:: What needs to be done ::
Select each line where the word "data" appears.

:: Records provided ::
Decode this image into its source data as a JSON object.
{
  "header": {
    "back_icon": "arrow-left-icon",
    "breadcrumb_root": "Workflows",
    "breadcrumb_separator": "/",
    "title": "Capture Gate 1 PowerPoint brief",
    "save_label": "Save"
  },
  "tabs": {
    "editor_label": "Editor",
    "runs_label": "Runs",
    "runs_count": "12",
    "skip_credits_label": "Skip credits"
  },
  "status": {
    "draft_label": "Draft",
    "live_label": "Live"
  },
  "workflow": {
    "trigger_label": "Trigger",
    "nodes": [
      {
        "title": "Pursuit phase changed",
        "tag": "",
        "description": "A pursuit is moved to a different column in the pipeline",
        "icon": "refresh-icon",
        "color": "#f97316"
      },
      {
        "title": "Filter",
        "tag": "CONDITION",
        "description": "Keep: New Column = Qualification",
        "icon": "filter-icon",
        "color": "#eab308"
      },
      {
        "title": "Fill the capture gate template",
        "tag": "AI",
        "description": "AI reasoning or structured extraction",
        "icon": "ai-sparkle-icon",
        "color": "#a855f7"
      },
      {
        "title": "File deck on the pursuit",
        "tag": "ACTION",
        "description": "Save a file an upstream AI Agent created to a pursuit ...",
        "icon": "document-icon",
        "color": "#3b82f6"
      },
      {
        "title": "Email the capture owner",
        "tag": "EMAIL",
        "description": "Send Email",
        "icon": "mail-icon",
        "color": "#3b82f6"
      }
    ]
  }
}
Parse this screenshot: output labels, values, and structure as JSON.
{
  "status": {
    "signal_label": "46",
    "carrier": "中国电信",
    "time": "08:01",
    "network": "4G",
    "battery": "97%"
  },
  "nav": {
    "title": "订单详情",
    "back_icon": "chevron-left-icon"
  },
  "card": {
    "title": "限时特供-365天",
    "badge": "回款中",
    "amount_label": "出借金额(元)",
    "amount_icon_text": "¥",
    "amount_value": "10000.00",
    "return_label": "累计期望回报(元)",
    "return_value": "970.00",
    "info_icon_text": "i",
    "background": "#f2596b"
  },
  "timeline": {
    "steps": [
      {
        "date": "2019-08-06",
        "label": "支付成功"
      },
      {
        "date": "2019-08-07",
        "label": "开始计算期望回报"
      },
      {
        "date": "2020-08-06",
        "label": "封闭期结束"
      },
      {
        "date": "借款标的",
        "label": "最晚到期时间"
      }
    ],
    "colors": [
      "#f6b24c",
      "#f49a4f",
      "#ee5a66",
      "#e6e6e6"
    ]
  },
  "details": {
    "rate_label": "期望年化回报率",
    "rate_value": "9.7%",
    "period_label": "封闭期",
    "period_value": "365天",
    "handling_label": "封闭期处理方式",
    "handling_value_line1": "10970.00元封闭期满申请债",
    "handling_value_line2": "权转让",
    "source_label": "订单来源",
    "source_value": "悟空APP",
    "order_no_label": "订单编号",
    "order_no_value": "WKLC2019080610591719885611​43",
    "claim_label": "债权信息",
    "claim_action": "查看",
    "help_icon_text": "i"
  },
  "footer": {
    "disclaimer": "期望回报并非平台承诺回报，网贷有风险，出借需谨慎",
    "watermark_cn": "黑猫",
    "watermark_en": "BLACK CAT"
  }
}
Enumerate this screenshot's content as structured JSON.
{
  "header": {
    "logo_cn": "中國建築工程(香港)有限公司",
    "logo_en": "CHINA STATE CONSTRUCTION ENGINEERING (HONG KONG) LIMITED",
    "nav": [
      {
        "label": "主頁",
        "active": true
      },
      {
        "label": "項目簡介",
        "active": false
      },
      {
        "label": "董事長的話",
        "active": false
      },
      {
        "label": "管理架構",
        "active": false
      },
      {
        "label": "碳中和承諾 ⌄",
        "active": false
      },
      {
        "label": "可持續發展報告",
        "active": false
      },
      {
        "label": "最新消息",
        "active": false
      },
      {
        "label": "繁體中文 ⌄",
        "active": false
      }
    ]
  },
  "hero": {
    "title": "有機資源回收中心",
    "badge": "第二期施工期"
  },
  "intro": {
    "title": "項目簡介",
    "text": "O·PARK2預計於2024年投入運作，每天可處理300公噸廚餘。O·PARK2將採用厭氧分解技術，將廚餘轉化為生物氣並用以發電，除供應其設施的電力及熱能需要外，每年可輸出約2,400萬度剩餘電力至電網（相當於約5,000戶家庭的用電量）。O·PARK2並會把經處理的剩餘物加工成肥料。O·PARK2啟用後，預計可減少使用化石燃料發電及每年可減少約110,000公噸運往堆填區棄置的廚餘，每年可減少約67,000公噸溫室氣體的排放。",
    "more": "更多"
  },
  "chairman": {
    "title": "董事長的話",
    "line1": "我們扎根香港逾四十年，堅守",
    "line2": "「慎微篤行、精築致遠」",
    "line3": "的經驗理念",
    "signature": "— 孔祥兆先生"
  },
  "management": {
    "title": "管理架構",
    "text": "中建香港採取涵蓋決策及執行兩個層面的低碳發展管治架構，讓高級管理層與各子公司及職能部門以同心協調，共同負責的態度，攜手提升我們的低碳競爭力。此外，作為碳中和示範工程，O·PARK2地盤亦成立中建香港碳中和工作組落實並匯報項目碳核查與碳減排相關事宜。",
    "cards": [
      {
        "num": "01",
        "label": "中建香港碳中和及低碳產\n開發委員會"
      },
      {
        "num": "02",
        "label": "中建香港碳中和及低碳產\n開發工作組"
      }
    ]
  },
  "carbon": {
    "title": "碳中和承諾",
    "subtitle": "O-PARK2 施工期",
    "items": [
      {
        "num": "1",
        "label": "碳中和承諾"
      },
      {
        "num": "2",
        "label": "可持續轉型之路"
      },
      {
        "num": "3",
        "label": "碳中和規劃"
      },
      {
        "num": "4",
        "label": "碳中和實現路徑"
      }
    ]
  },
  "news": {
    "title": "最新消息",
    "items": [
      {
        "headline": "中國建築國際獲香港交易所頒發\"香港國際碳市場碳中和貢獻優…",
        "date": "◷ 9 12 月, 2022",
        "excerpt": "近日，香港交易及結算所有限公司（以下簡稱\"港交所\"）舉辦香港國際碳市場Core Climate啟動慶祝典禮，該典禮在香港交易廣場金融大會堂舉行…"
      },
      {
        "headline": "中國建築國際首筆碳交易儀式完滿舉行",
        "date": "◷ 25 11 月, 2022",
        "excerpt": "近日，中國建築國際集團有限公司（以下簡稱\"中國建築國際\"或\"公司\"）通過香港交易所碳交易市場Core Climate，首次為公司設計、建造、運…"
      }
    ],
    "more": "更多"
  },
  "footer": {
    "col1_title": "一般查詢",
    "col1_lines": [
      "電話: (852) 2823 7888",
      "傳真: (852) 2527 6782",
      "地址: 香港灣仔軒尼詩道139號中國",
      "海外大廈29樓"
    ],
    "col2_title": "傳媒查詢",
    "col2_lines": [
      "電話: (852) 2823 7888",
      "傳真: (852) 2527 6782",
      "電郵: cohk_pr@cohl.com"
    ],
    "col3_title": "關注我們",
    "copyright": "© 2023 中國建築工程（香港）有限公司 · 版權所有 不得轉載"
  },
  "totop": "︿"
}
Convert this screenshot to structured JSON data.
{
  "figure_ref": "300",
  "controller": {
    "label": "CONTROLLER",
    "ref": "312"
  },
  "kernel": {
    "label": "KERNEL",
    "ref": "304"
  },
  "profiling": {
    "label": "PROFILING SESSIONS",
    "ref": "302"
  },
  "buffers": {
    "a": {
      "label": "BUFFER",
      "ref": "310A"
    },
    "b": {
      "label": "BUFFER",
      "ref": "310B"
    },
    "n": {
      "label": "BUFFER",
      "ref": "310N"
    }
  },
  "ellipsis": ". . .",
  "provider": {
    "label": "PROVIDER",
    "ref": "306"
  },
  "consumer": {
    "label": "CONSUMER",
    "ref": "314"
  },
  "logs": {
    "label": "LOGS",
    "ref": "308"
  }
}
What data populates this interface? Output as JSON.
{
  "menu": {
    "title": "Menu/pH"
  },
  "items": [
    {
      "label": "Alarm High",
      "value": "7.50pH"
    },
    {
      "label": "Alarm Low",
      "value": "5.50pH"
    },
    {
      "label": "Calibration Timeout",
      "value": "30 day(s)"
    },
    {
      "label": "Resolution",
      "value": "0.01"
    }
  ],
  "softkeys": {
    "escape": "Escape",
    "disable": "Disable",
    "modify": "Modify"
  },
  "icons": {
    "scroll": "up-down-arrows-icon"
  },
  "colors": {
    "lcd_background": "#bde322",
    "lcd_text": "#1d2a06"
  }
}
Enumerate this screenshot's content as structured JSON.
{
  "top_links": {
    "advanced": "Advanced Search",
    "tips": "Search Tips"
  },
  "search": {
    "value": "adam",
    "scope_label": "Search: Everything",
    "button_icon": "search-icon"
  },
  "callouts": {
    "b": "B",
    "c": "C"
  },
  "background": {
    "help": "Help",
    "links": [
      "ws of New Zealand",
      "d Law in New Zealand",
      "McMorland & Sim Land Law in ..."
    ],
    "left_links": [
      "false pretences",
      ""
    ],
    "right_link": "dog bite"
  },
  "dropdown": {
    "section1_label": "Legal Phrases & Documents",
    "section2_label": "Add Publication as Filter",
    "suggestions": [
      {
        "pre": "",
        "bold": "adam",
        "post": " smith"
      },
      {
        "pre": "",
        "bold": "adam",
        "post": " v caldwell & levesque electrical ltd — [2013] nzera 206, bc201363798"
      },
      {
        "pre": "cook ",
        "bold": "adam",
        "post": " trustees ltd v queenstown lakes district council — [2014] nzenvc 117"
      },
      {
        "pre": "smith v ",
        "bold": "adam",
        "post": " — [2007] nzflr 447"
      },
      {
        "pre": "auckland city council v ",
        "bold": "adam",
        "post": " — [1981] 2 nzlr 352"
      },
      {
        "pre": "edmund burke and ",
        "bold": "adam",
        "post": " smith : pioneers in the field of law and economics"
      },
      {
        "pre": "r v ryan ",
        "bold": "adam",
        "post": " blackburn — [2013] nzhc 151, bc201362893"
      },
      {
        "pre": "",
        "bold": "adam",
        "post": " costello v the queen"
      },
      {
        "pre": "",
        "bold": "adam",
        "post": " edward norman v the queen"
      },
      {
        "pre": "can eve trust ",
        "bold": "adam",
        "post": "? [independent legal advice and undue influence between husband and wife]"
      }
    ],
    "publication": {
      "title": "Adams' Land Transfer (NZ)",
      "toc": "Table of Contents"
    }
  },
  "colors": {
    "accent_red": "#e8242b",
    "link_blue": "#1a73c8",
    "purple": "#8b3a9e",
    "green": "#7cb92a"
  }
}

:: Exercise result ::
Decode this image into its source data as a JSON object.
Convert this screenshot to structured JSON data.
What data populates this interface? Output as JSON.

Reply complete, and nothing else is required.